(Stored records)
══════════

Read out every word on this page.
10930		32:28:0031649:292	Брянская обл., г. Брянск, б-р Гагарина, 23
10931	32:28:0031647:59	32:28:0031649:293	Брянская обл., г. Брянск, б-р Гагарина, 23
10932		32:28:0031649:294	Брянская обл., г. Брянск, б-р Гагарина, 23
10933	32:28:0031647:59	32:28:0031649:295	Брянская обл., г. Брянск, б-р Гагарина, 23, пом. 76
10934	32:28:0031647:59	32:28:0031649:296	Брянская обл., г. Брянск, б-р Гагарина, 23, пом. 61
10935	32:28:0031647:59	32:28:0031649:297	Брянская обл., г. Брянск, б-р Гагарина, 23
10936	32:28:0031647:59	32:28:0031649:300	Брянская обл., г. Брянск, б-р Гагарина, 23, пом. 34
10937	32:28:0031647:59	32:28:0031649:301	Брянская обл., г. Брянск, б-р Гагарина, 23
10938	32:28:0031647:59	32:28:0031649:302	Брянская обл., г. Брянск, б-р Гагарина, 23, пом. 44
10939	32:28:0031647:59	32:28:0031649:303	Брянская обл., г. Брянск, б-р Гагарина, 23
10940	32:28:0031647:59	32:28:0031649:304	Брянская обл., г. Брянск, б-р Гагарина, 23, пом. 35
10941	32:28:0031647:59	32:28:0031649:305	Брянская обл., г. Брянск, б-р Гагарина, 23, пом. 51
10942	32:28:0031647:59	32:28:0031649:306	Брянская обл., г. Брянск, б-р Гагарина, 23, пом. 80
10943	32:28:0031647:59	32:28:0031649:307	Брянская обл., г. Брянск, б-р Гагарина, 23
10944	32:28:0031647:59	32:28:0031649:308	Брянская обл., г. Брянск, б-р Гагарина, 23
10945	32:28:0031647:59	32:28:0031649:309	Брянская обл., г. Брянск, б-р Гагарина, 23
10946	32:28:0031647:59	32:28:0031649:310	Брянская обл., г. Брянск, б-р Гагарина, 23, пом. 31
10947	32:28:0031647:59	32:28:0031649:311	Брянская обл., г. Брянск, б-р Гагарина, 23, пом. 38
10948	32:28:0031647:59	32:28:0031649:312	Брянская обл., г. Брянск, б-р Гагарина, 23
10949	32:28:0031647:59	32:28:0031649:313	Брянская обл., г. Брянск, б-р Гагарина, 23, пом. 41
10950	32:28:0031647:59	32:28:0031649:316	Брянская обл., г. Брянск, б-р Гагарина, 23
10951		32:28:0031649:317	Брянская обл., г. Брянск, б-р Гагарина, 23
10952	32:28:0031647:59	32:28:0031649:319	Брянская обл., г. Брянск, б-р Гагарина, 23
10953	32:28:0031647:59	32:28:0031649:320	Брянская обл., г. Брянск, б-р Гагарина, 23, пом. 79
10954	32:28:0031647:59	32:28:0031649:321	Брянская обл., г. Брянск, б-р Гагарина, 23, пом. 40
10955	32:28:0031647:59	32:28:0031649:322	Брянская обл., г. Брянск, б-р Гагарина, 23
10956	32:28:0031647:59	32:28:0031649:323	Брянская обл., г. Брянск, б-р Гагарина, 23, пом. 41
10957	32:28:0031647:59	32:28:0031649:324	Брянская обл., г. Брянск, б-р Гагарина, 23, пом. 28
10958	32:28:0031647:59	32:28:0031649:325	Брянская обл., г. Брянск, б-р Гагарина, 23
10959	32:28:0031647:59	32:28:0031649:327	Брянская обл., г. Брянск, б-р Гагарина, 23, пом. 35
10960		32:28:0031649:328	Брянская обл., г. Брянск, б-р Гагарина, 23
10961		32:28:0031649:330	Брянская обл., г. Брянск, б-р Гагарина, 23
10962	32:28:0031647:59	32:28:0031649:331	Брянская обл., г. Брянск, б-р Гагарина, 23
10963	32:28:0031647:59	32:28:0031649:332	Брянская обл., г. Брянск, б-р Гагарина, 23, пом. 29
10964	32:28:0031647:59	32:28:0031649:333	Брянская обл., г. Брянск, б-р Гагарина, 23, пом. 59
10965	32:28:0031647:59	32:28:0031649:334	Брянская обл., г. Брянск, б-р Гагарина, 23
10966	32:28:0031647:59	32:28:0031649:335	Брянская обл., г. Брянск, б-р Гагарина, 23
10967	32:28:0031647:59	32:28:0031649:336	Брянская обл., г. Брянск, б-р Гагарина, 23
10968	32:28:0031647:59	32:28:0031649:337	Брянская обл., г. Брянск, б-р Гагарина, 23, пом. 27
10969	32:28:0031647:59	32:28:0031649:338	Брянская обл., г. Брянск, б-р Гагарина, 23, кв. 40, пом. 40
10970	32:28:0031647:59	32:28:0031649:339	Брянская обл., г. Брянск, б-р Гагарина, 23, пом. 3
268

══════════

> [What is asked]: Copy every record above exactly as it appears.

> [Result of this task]:
Read out every word on this page.
10930		32:28:0031649:292	Брянская обл., г. Брянск, б-р Гагарина, 23
10931	32:28:0031647:59	32:28:0031649:293	Брянская обл., г. Брянск, б-р Гагарина, 23
10932		32:28:0031649:294	Брянская обл., г. Брянск, б-р Гагарина, 23
10933	32:28:0031647:59	32:28:0031649:295	Брянская обл., г. Брянск, б-р Гагарина, 23, пом. 76
10934	32:28:0031647:59	32:28:0031649:296	Брянская обл., г. Брянск, б-р Гагарина, 23, пом. 61
10935	32:28:0031647:59	32:28:0031649:297	Брянская обл., г. Брянск, б-р Гагарина, 23
10936	32:28:0031647:59	32:28:0031649:300	Брянская обл., г. Брянск, б-р Гагарина, 23, пом. 34
10937	32:28:0031647:59	32:28:0031649:301	Брянская обл., г. Брянск, б-р Гагарина, 23
10938	32:28:0031647:59	32:28:0031649:302	Брянская обл., г. Брянск, б-р Гагарина, 23, пом. 44
10939	32:28:0031647:59	32:28:0031649:303	Брянская обл., г. Брянск, б-р Гагарина, 23
10940	32:28:0031647:59	32:28:0031649:304	Брянская обл., г. Брянск, б-р Гагарина, 23, пом. 35
10941	32:28:0031647:59	32:28:0031649:305	Брянская обл., г. Брянск, б-р Гагарина, 23, пом. 51
10942	32:28:0031647:59	32:28:0031649:306	Брянская обл., г. Брянск, б-р Гагарина, 23, пом. 80
10943	32:28:0031647:59	32:28:0031649:307	Брянская обл., г. Брянск, б-р Гагарина, 23
10944	32:28:0031647:59	32:28:0031649:308	Брянская обл., г. Брянск, б-р Гагарина, 23
10945	32:28:0031647:59	32:28:0031649:309	Брянская обл., г. Брянск, б-р Гагарина, 23
10946	32:28:0031647:59	32:28:0031649:310	Брянская обл., г. Брянск, б-р Гагарина, 23, пом. 31
10947	32:28:0031647:59	32:28:0031649:311	Брянская обл., г. Брянск, б-р Гагарина, 23, пом. 38
10948	32:28:0031647:59	32:28:0031649:312	Брянская обл., г. Брянск, б-р Гагарина, 23
10949	32:28:0031647:59	32:28:0031649:313	Брянская обл., г. Брянск, б-р Гагарина, 23, пом. 41
10950	32:28:0031647:59	32:28:0031649:316	Брянская обл., г. Брянск, б-р Гагарина, 23
10951		32:28:0031649:317	Брянская обл., г. Брянск, б-р Гагарина, 23
10952	32:28:0031647:59	32:28:0031649:319	Брянская обл., г. Брянск, б-р Гагарина, 23
10953	32:28:0031647:59	32:28:0031649:320	Брянская обл., г. Брянск, б-р Гагарина, 23, пом. 79
10954	32:28:0031647:59	32:28:0031649:321	Брянская обл., г. Брянск, б-р Гагарина, 23, пом. 40
10955	32:28:0031647:59	32:28:0031649:322	Брянская обл., г. Брянск, б-р Гагарина, 23
10956	32:28:0031647:59	32:28:0031649:323	Брянская обл., г. Брянск, б-р Гагарина, 23, пом. 41
10957	32:28:0031647:59	32:28:0031649:324	Брянская обл., г. Брянск, б-р Гагарина, 23, пом. 28
10958	32:28:0031647:59	32:28:0031649:325	Брянская обл., г. Брянск, б-р Гагарина, 23
10959	32:28:0031647:59	32:28:0031649:327	Брянская обл., г. Брянск, б-р Гагарина, 23, пом. 35
10960		32:28:0031649:328	Брянская обл., г. Брянск, б-р Гагарина, 23
10961		32:28:0031649:330	Брянская обл., г. Брянск, б-р Гагарина, 23
10962	32:28:0031647:59	32:28:0031649:331	Брянская обл., г. Брянск, б-р Гагарина, 23
10963	32:28:0031647:59	32:28:0031649:332	Брянская обл., г. Брянск, б-р Гагарина, 23, пом. 29
10964	32:28:0031647:59	32:28:0031649:333	Брянская обл., г. Брянск, б-р Гагарина, 23, пом. 59
10965	32:28:0031647:59	32:28:0031649:334	Брянская обл., г. Брянск, б-р Гагарина, 23
10966	32:28:0031647:59	32:28:0031649:335	Брянская обл., г. Брянск, б-р Гагарина, 23
10967	32:28:0031647:59	32:28:0031649:336	Брянская обл., г. Брянск, б-р Гагарина, 23
10968	32:28:0031647:59	32:28:0031649:337	Брянская обл., г. Брянск, б-р Гагарина, 23, пом. 27
10969	32:28:0031647:59	32:28:0031649:338	Брянская обл., г. Брянск, б-р Гагарина, 23, кв. 40, пом. 40
10970	32:28:0031647:59	32:28:0031649:339	Брянская обл., г. Брянск, б-р Гагарина, 23, пом. 3
268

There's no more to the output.